▶ **What the task requires**
Reproduce every line in the listing that contains the word "label".

Collected data entries
+++++

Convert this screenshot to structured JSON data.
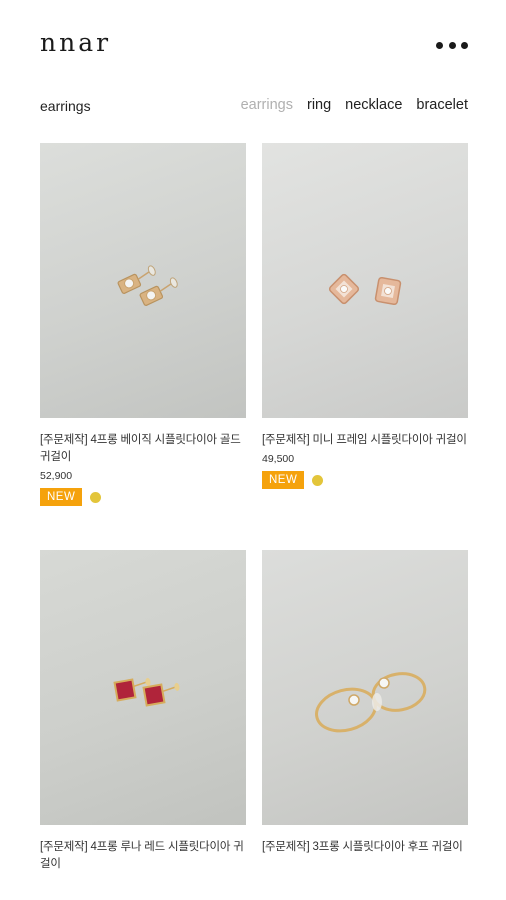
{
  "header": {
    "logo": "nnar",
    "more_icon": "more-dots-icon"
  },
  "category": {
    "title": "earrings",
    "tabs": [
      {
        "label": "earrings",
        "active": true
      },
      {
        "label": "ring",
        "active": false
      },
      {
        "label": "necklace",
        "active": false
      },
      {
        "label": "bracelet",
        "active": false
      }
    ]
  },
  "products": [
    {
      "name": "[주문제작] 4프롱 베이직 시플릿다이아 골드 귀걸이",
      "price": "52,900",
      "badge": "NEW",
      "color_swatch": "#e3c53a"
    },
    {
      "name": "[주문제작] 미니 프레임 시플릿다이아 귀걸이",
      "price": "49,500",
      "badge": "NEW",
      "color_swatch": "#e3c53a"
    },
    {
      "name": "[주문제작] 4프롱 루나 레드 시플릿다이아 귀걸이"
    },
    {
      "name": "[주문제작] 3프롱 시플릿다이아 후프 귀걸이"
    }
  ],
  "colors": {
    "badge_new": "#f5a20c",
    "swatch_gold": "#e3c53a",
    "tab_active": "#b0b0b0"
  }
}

+++++

▶ **Result for this task**
        "label": "earrings",
        "label": "ring",
        "label": "necklace",
        "label": "bracelet",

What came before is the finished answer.